WRITTEN REQUEST: Reproduce the rows from the start of the rows down through the row containing "type-dropdown[interactable]: Orient by", substituting "caret-down-icon" for "chevron-down-icon" and leaving everything else unchanged.

----------------

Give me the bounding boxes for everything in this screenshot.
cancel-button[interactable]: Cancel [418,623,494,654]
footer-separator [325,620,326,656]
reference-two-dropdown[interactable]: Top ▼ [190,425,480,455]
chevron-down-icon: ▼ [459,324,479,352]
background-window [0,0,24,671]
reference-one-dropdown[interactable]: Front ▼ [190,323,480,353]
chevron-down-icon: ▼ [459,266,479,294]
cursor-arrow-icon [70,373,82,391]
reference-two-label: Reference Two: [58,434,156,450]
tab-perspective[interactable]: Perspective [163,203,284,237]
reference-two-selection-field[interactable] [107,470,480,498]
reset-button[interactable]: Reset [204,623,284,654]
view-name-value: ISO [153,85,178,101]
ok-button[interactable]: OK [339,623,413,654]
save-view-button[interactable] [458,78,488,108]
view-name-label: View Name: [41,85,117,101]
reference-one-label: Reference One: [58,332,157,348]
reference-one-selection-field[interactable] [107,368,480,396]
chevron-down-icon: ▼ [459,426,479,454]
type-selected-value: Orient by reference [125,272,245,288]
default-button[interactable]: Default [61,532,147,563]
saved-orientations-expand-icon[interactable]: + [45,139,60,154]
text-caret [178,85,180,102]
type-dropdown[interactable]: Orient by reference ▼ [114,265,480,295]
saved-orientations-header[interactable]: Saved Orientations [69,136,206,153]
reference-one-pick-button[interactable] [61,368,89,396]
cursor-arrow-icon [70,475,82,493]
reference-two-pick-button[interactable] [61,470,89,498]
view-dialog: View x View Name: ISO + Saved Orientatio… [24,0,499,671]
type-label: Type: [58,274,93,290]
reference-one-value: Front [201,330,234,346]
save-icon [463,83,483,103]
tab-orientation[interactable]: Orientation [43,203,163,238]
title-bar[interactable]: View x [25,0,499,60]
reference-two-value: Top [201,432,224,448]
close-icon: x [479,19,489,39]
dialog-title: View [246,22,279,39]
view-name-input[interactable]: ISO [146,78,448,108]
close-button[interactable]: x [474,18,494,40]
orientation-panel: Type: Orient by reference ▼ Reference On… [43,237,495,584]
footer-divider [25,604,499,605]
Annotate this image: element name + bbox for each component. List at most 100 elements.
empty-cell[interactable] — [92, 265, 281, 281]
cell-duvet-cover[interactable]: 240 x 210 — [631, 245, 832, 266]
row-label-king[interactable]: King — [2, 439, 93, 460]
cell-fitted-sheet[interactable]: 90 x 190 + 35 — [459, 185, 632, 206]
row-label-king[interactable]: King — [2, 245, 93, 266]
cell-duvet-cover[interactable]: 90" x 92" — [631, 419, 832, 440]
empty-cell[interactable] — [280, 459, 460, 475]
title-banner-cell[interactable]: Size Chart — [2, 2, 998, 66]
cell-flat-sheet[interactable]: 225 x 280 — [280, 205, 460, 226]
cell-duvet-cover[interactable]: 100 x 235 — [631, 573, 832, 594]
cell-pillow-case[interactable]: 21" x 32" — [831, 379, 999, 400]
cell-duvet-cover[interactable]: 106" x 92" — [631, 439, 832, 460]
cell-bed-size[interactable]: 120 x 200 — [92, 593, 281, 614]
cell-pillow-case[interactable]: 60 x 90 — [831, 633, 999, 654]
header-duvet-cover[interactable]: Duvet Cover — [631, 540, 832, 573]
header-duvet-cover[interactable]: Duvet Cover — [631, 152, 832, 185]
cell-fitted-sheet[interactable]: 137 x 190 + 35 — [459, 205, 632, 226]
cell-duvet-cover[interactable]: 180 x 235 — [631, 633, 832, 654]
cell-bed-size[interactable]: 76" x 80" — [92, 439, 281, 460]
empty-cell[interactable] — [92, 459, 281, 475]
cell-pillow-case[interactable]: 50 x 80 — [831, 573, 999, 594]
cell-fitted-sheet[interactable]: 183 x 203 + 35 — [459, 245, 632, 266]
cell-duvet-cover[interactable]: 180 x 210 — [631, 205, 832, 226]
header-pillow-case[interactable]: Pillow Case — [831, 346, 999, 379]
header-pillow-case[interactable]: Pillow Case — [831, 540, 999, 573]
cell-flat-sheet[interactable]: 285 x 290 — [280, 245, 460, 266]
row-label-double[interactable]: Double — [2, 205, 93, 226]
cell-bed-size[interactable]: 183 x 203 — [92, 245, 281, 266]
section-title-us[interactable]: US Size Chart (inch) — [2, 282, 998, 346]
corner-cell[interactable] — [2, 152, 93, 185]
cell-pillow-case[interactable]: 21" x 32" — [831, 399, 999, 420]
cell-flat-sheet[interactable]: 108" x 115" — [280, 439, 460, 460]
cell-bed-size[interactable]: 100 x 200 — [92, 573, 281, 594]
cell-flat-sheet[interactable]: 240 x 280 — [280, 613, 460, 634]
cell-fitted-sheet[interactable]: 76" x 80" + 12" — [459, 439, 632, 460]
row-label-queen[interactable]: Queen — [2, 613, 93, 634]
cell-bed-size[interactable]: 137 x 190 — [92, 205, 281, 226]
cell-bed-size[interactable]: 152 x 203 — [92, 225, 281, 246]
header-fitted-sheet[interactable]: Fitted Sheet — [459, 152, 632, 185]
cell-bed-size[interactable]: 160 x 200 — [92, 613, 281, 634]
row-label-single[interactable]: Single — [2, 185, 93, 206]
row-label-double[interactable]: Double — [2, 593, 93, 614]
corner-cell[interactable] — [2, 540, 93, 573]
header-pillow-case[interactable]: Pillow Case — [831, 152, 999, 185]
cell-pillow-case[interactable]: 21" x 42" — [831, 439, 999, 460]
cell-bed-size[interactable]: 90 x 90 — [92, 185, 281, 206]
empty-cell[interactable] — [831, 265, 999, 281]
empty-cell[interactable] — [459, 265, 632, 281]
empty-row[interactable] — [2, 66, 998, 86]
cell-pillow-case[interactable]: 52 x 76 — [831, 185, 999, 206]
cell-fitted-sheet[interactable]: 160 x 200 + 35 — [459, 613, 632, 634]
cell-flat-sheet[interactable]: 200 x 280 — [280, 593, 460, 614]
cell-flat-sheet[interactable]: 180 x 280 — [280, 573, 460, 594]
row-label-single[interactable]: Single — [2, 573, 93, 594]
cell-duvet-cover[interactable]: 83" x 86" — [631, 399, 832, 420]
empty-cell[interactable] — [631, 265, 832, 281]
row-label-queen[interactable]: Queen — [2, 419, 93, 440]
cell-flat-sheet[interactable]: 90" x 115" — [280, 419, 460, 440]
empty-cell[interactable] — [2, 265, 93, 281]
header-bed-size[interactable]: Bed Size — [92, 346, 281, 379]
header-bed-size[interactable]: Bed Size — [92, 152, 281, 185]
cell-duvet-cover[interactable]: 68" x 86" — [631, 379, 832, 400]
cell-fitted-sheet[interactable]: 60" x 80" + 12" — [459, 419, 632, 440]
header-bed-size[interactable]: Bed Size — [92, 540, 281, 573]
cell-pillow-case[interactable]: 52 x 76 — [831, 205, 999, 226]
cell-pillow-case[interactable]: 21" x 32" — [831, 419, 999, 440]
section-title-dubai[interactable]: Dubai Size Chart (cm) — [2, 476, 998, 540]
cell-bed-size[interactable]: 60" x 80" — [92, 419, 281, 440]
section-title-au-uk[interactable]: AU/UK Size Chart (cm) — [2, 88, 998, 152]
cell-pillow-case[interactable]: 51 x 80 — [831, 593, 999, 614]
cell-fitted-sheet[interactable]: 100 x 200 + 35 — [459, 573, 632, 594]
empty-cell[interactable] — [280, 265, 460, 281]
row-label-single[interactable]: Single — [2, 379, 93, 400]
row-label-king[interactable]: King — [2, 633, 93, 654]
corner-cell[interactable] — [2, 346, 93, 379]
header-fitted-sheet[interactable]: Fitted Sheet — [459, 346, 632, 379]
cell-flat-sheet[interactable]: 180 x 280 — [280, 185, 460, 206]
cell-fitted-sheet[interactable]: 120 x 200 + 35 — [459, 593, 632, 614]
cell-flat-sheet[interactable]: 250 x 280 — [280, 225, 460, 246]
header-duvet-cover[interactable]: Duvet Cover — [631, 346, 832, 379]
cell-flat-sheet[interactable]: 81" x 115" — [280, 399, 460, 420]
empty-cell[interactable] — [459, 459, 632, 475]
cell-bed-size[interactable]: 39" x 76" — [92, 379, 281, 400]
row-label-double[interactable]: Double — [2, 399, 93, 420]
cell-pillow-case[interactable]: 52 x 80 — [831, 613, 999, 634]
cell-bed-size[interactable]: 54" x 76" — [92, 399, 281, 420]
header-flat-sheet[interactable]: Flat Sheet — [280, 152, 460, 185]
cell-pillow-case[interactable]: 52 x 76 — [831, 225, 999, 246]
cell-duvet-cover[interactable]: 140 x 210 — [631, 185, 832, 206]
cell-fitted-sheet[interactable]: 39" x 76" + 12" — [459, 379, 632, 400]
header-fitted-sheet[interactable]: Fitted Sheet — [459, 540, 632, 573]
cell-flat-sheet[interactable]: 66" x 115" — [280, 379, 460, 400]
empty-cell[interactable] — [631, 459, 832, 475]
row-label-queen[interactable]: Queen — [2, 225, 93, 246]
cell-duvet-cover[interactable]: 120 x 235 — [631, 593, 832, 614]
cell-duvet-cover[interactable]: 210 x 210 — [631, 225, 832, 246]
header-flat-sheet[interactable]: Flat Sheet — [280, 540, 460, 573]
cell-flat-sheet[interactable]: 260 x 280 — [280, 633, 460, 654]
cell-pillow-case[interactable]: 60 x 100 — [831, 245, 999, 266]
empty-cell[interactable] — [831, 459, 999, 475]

----------------

ANSWER TO THE PROBLEM:
Give me the bounding boxes for everything in this screenshot.
cancel-button[interactable]: Cancel [418,623,494,654]
footer-separator [325,620,326,656]
reference-two-dropdown[interactable]: Top ▼ [190,425,480,455]
caret-down-icon: ▼ [459,324,479,352]
background-window [0,0,24,671]
reference-one-dropdown[interactable]: Front ▼ [190,323,480,353]
caret-down-icon: ▼ [459,266,479,294]
cursor-arrow-icon [70,373,82,391]
reference-two-label: Reference Two: [58,434,156,450]
tab-perspective[interactable]: Perspective [163,203,284,237]
reference-two-selection-field[interactable] [107,470,480,498]
reset-button[interactable]: Reset [204,623,284,654]
view-name-value: ISO [153,85,178,101]
ok-button[interactable]: OK [339,623,413,654]
save-view-button[interactable] [458,78,488,108]
view-name-label: View Name: [41,85,117,101]
reference-one-label: Reference One: [58,332,157,348]
reference-one-selection-field[interactable] [107,368,480,396]
caret-down-icon: ▼ [459,426,479,454]
type-selected-value: Orient by reference [125,272,245,288]
default-button[interactable]: Default [61,532,147,563]
saved-orientations-expand-icon[interactable]: + [45,139,60,154]
text-caret [178,85,180,102]
type-dropdown[interactable]: Orient by reference ▼ [114,265,480,295]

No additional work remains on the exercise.